GIVEN INSTRUCTION — Write out, as a numbered list with blank lines omitted, the part of the records that begins with the line containing "dark-pawn-foreground-right[interactable]: ♟ (444, 341, 713, 619)" and ends with the line containing "product-photo: ♟♝♟♞♚✚♜♚✚♞♟♟♛♝♞♞♜♛♟♟ (0, 0, 720, 720)", both lines included. Include nothing else.

INFORMATION PROVIDED —
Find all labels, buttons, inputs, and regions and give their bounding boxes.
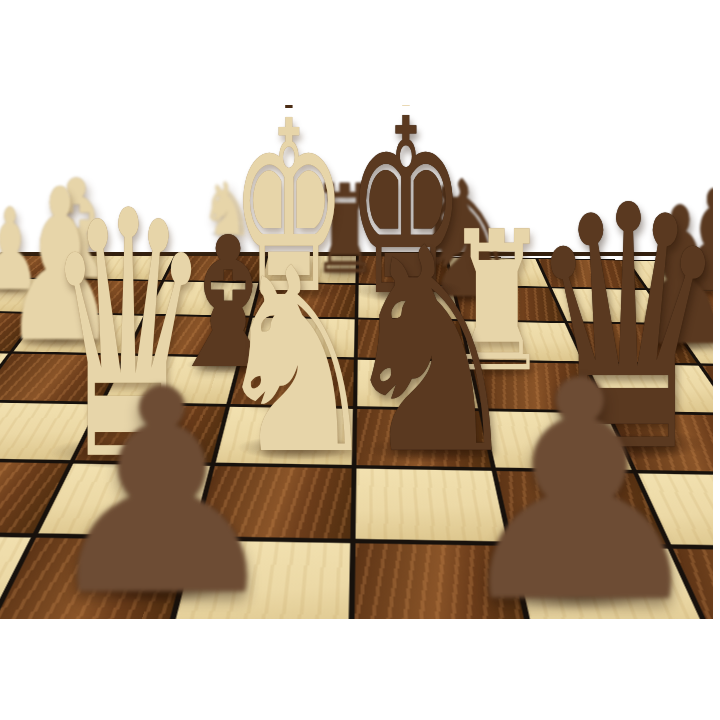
dark-pawn-foreground-right[interactable]: ♟ (444, 341, 713, 619)
piece-glyph: ♟ (444, 341, 713, 619)
piece-glyph: ♟ (36, 353, 289, 619)
piece-layer: ♟♝♟♞♚✚♜♚✚♞♟♟♛♝♞♞♜♛♟♟ (0, 105, 713, 619)
product-photo: ♟♝♟♞♚✚♜♚✚♞♟♟♛♝♞♞♜♛♟♟ (0, 0, 720, 720)
dark-pawn-foreground-left[interactable]: ♟ (36, 353, 289, 619)
king-cross-topper: ✚ (390, 105, 422, 113)
photo-area: ♟♝♟♞♚✚♜♚✚♞♟♟♛♝♞♞♜♛♟♟ (0, 105, 713, 619)
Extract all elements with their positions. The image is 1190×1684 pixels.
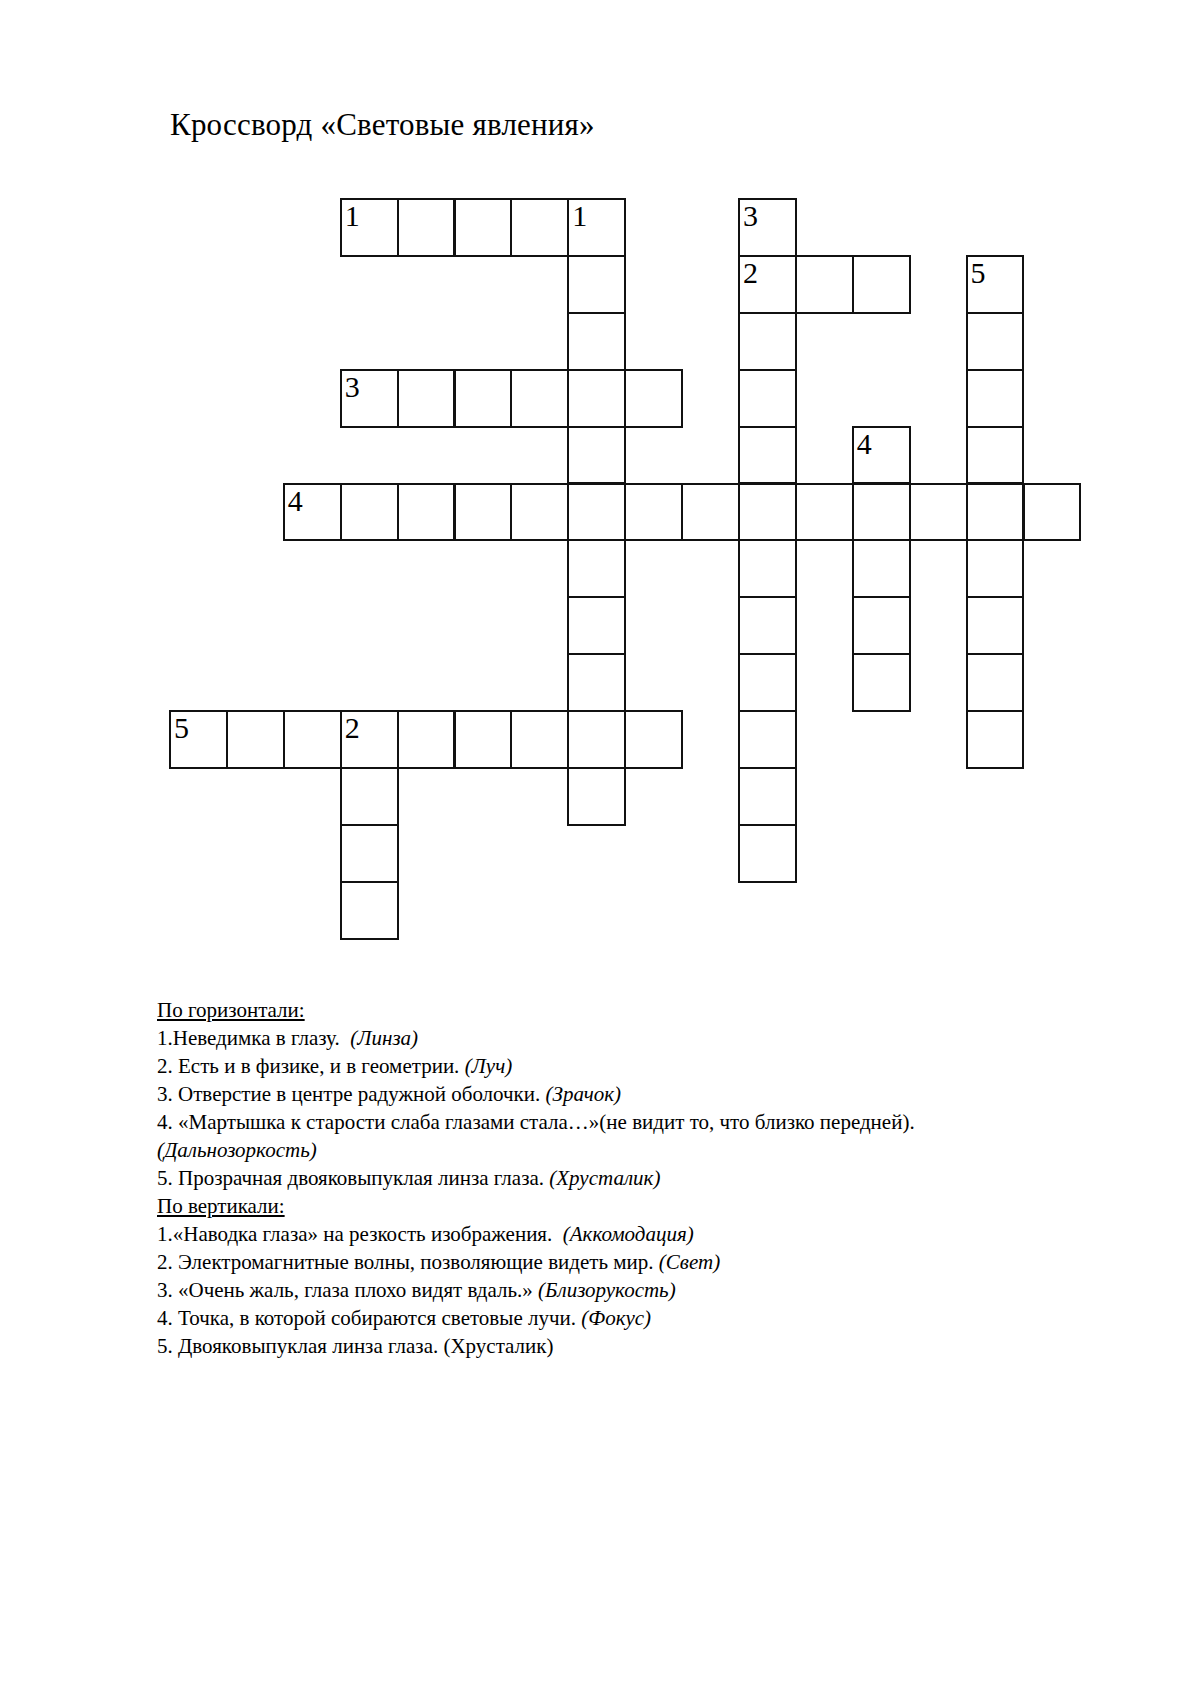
clue-text: 1.Неведимка в глазу. bbox=[157, 1026, 350, 1050]
grid-cell-r6c14[interactable] bbox=[966, 539, 1025, 598]
grid-cell-r7c10[interactable] bbox=[738, 596, 797, 655]
clue-line: По горизонтали: bbox=[157, 996, 1077, 1024]
clue-number: 4 bbox=[857, 429, 872, 459]
grid-cell-r3c4[interactable] bbox=[397, 369, 456, 428]
grid-cell-r5c5[interactable] bbox=[454, 483, 513, 542]
grid-cell-r5c15[interactable] bbox=[1023, 483, 1082, 542]
clue-number: 1 bbox=[572, 201, 587, 231]
grid-cell-r7c7[interactable] bbox=[567, 596, 626, 655]
clue-text: 4. «Мартышка к старости слаба глазами ст… bbox=[157, 1110, 915, 1134]
clue-answer: (Фокус) bbox=[581, 1306, 651, 1330]
grid-cell-r9c8[interactable] bbox=[624, 710, 683, 769]
grid-cell-r1c10[interactable]: 2 bbox=[738, 255, 797, 314]
clue-number: 1 bbox=[345, 201, 360, 231]
grid-cell-r12c3[interactable] bbox=[340, 881, 399, 940]
grid-cell-r5c12[interactable] bbox=[852, 483, 911, 542]
clue-answer: (Близорукость) bbox=[538, 1278, 676, 1302]
grid-cell-r5c6[interactable] bbox=[510, 483, 569, 542]
clue-text: 3. «Очень жаль, глаза плохо видят вдаль.… bbox=[157, 1278, 538, 1302]
grid-cell-r7c12[interactable] bbox=[852, 596, 911, 655]
grid-cell-r5c7[interactable] bbox=[567, 483, 626, 542]
grid-cell-r0c3[interactable]: 1 bbox=[340, 198, 399, 257]
grid-cell-r8c14[interactable] bbox=[966, 653, 1025, 712]
grid-cell-r5c11[interactable] bbox=[795, 483, 854, 542]
crossword-grid: 1132534452 bbox=[169, 198, 1082, 940]
grid-cell-r11c10[interactable] bbox=[738, 824, 797, 883]
clue-text: 1.«Наводка глаза» на резкость изображени… bbox=[157, 1222, 563, 1246]
clue-line: 4. Точка, в которой собираются световые … bbox=[157, 1304, 1077, 1332]
grid-cell-r9c14[interactable] bbox=[966, 710, 1025, 769]
grid-cell-r10c10[interactable] bbox=[738, 767, 797, 826]
clue-text: 2. Электромагнитные волны, позволяющие в… bbox=[157, 1250, 659, 1274]
grid-cell-r3c6[interactable] bbox=[510, 369, 569, 428]
grid-cell-r9c0[interactable]: 5 bbox=[169, 710, 228, 769]
clue-line: 5. Двояковыпуклая линза глаза. (Хрустали… bbox=[157, 1332, 1077, 1360]
clue-text: 4. Точка, в которой собираются световые … bbox=[157, 1306, 581, 1330]
grid-cell-r3c5[interactable] bbox=[454, 369, 513, 428]
grid-cell-r4c7[interactable] bbox=[567, 426, 626, 485]
clue-line: 2. Электромагнитные волны, позволяющие в… bbox=[157, 1248, 1077, 1276]
grid-cell-r2c7[interactable] bbox=[567, 312, 626, 371]
clue-line: По вертикали: bbox=[157, 1192, 1077, 1220]
grid-cell-r5c3[interactable] bbox=[340, 483, 399, 542]
clue-answer: (Аккомодация) bbox=[563, 1222, 694, 1246]
grid-cell-r9c3[interactable]: 2 bbox=[340, 710, 399, 769]
grid-cell-r0c6[interactable] bbox=[510, 198, 569, 257]
grid-cell-r0c10[interactable]: 3 bbox=[738, 198, 797, 257]
clue-text: 2. Есть и в физике, и в геометрии. bbox=[157, 1054, 465, 1078]
grid-cell-r9c6[interactable] bbox=[510, 710, 569, 769]
clue-answer: (Хрусталик) bbox=[549, 1166, 660, 1190]
grid-cell-r5c13[interactable] bbox=[909, 483, 968, 542]
grid-cell-r8c7[interactable] bbox=[567, 653, 626, 712]
clue-line: 4. «Мартышка к старости слаба глазами ст… bbox=[157, 1108, 1077, 1136]
clue-text: 5. Прозрачная двояковыпуклая линза глаза… bbox=[157, 1166, 549, 1190]
clue-line: 2. Есть и в физике, и в геометрии. (Луч) bbox=[157, 1052, 1077, 1080]
clue-line: 3. Отверстие в центре радужной оболочки.… bbox=[157, 1080, 1077, 1108]
clue-text: 5. Двояковыпуклая линза глаза. (Хрустали… bbox=[157, 1334, 554, 1358]
clue-number: 3 bbox=[345, 372, 360, 402]
clue-line: 5. Прозрачная двояковыпуклая линза глаза… bbox=[157, 1164, 1077, 1192]
clue-answer: (Линза) bbox=[350, 1026, 418, 1050]
grid-cell-r3c10[interactable] bbox=[738, 369, 797, 428]
clue-number: 4 bbox=[288, 486, 303, 516]
clue-number: 3 bbox=[743, 201, 758, 231]
clue-number: 2 bbox=[345, 713, 360, 743]
grid-cell-r2c10[interactable] bbox=[738, 312, 797, 371]
grid-cell-r6c12[interactable] bbox=[852, 539, 911, 598]
grid-cell-r6c7[interactable] bbox=[567, 539, 626, 598]
clue-number: 5 bbox=[971, 258, 986, 288]
clue-line: (Дальнозоркость) bbox=[157, 1136, 1077, 1164]
grid-cell-r10c7[interactable] bbox=[567, 767, 626, 826]
clue-answer: (Зрачок) bbox=[546, 1082, 621, 1106]
grid-cell-r4c14[interactable] bbox=[966, 426, 1025, 485]
grid-cell-r1c11[interactable] bbox=[795, 255, 854, 314]
clue-line: 1.«Наводка глаза» на резкость изображени… bbox=[157, 1220, 1077, 1248]
grid-cell-r3c3[interactable]: 3 bbox=[340, 369, 399, 428]
grid-cell-r1c12[interactable] bbox=[852, 255, 911, 314]
grid-cell-r5c14[interactable] bbox=[966, 483, 1025, 542]
page: Кроссворд «Световые явления» 1132534452 … bbox=[0, 0, 1190, 1684]
grid-cell-r3c8[interactable] bbox=[624, 369, 683, 428]
grid-cell-r9c5[interactable] bbox=[454, 710, 513, 769]
grid-cell-r8c10[interactable] bbox=[738, 653, 797, 712]
grid-cell-r8c12[interactable] bbox=[852, 653, 911, 712]
grid-cell-r3c7[interactable] bbox=[567, 369, 626, 428]
grid-cell-r1c7[interactable] bbox=[567, 255, 626, 314]
grid-cell-r0c4[interactable] bbox=[397, 198, 456, 257]
clue-text: 3. Отверстие в центре радужной оболочки. bbox=[157, 1082, 546, 1106]
grid-cell-r0c7[interactable]: 1 bbox=[567, 198, 626, 257]
grid-cell-r5c2[interactable]: 4 bbox=[283, 483, 342, 542]
clue-answer: (Луч) bbox=[465, 1054, 513, 1078]
clue-text: По горизонтали: bbox=[157, 998, 305, 1022]
clue-answer: (Свет) bbox=[659, 1250, 720, 1274]
grid-cell-r10c3[interactable] bbox=[340, 767, 399, 826]
grid-cell-r7c14[interactable] bbox=[966, 596, 1025, 655]
grid-cell-r9c7[interactable] bbox=[567, 710, 626, 769]
clue-line: 3. «Очень жаль, глаза плохо видят вдаль.… bbox=[157, 1276, 1077, 1304]
grid-cell-r11c3[interactable] bbox=[340, 824, 399, 883]
grid-cell-r9c2[interactable] bbox=[283, 710, 342, 769]
grid-cell-r9c4[interactable] bbox=[397, 710, 456, 769]
clues-section: По горизонтали:1.Неведимка в глазу. (Лин… bbox=[157, 996, 1077, 1360]
clue-line: 1.Неведимка в глазу. (Линза) bbox=[157, 1024, 1077, 1052]
grid-cell-r9c10[interactable] bbox=[738, 710, 797, 769]
grid-cell-r1c14[interactable]: 5 bbox=[966, 255, 1025, 314]
grid-cell-r4c12[interactable]: 4 bbox=[852, 426, 911, 485]
grid-cell-r5c4[interactable] bbox=[397, 483, 456, 542]
grid-cell-r2c14[interactable] bbox=[966, 312, 1025, 371]
grid-cell-r0c5[interactable] bbox=[454, 198, 513, 257]
grid-cell-r9c1[interactable] bbox=[226, 710, 285, 769]
grid-cell-r5c8[interactable] bbox=[624, 483, 683, 542]
grid-cell-r6c10[interactable] bbox=[738, 539, 797, 598]
grid-cell-r5c10[interactable] bbox=[738, 483, 797, 542]
clue-answer: (Дальнозоркость) bbox=[157, 1138, 317, 1162]
grid-cell-r3c14[interactable] bbox=[966, 369, 1025, 428]
clue-number: 2 bbox=[743, 258, 758, 288]
page-title: Кроссворд «Световые явления» bbox=[170, 108, 595, 142]
grid-cell-r5c9[interactable] bbox=[681, 483, 740, 542]
clue-number: 5 bbox=[174, 713, 189, 743]
grid-cell-r4c10[interactable] bbox=[738, 426, 797, 485]
clue-text: По вертикали: bbox=[157, 1194, 285, 1218]
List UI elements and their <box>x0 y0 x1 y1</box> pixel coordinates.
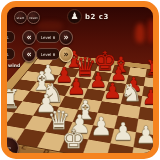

IN RESPONSE —
1. dark-pawn-foreground-right[interactable]: ♟ (444, 341, 713, 619)
2. piece-glyph: ♟ (444, 341, 713, 619)
3. piece-glyph: ♟ (36, 353, 289, 619)
4. piece-layer: ♟♝♟♞♚✚♜♚✚♞♟♟♛♝♞♞♜♛♟♟ (0, 105, 713, 619)
5. product-photo: ♟♝♟♞♚✚♜♚✚♞♟♟♛♝♞♞♜♛♟♟ (0, 0, 720, 720)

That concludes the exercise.